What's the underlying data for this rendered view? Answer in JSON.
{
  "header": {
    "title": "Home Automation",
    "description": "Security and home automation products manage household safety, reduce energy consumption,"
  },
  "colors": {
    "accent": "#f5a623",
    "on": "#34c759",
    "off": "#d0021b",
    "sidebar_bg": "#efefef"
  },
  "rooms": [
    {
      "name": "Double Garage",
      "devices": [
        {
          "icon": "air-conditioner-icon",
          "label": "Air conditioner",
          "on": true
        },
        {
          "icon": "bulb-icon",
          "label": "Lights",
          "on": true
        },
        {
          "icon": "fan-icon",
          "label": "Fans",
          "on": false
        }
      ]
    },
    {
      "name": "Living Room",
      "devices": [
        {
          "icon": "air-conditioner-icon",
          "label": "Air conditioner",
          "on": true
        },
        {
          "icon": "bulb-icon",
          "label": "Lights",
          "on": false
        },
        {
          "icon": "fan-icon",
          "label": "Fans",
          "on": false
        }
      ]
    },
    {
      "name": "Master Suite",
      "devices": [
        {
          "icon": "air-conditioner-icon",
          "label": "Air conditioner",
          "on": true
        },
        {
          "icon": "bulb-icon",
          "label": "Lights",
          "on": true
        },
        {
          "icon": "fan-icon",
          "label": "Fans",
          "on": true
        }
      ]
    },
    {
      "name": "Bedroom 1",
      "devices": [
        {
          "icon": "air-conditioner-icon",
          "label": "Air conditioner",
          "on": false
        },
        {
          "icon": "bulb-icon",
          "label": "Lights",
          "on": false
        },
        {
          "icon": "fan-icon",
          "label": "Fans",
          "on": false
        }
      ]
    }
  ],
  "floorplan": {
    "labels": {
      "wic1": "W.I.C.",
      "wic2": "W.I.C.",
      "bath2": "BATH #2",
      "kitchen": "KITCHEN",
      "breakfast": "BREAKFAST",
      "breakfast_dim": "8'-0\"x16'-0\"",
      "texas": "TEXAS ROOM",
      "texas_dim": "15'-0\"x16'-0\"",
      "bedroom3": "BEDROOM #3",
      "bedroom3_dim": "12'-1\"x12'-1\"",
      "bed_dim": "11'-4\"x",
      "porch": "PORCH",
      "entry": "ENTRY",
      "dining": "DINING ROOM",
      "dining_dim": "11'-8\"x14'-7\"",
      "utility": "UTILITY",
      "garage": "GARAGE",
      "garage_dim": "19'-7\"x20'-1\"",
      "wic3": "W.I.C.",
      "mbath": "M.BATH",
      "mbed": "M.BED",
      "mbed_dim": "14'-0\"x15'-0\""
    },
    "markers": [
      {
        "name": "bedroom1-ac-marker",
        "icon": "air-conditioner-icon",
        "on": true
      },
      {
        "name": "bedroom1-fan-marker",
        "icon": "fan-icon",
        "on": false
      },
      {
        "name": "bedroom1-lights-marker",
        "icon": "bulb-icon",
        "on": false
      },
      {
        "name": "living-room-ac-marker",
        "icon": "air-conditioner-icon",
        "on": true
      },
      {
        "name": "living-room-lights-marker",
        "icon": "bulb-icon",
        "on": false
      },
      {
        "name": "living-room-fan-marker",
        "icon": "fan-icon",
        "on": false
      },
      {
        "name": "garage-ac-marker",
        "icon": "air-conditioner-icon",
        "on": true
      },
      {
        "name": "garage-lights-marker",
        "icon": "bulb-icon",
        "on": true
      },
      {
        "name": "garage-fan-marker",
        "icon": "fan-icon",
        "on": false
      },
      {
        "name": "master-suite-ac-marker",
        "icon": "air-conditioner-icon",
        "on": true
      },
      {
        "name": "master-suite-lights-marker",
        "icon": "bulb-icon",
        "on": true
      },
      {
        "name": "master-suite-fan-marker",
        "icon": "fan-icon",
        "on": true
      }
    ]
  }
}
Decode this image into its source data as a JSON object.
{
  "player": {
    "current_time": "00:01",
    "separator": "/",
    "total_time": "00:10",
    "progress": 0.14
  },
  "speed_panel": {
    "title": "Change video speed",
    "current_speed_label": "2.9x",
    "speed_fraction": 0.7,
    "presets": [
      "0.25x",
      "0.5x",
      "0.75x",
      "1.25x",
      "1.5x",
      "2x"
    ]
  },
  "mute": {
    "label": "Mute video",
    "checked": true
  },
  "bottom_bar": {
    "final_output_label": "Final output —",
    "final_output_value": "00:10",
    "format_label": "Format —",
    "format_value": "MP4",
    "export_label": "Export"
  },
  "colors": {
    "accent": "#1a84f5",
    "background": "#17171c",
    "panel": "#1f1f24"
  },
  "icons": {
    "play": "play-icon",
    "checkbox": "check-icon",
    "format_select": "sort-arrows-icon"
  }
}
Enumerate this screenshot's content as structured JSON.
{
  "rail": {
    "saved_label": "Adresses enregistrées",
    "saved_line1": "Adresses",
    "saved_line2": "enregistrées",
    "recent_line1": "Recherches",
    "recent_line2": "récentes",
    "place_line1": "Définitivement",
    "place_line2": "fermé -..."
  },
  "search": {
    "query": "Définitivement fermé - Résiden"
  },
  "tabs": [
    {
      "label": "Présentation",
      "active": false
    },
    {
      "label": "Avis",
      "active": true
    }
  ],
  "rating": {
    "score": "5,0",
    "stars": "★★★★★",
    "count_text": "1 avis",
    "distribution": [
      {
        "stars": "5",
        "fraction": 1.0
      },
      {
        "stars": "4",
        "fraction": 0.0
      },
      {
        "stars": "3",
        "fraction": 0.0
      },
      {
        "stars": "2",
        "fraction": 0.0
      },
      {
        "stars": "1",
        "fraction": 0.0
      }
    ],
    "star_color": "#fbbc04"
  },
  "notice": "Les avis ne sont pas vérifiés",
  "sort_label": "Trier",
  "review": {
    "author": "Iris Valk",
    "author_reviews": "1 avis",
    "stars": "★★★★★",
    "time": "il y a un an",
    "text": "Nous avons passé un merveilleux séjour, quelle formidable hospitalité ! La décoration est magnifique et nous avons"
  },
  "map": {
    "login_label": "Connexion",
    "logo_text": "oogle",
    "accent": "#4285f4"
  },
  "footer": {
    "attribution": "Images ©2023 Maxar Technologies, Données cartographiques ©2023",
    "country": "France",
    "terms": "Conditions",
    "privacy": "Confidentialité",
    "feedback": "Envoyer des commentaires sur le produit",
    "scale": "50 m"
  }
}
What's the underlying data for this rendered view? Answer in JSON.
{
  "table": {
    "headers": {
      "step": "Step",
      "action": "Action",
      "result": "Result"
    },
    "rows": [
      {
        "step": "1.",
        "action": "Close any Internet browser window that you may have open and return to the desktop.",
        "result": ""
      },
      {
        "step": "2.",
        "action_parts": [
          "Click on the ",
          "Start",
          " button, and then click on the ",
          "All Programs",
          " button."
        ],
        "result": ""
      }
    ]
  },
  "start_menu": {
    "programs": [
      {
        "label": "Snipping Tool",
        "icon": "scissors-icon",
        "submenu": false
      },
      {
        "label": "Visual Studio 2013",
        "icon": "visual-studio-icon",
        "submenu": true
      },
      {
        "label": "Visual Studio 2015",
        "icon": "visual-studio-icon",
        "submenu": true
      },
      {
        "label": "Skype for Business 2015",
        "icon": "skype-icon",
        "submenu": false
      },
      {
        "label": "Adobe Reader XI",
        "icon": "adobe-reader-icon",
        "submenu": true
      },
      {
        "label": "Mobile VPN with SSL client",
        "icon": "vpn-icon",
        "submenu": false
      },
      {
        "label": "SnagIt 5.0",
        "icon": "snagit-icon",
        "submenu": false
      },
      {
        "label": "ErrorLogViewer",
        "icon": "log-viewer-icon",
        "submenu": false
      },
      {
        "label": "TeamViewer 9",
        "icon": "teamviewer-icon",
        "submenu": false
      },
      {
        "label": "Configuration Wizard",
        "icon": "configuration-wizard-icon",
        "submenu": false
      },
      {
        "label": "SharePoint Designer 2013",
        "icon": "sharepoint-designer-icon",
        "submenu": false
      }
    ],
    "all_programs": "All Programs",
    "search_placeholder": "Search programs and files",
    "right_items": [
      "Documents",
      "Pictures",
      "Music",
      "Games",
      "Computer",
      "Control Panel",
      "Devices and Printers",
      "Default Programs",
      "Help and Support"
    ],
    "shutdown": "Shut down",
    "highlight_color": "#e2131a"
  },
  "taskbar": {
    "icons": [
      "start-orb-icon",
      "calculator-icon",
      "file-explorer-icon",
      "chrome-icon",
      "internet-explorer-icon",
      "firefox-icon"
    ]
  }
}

SET TASK:
Only lines with the word "Définitivement" are wanted, so copy each one from the records.

RESPONSE TO THE EXERCISE:
    "place_line1": "Définitivement",
    "query": "Définitivement fermé - Résiden"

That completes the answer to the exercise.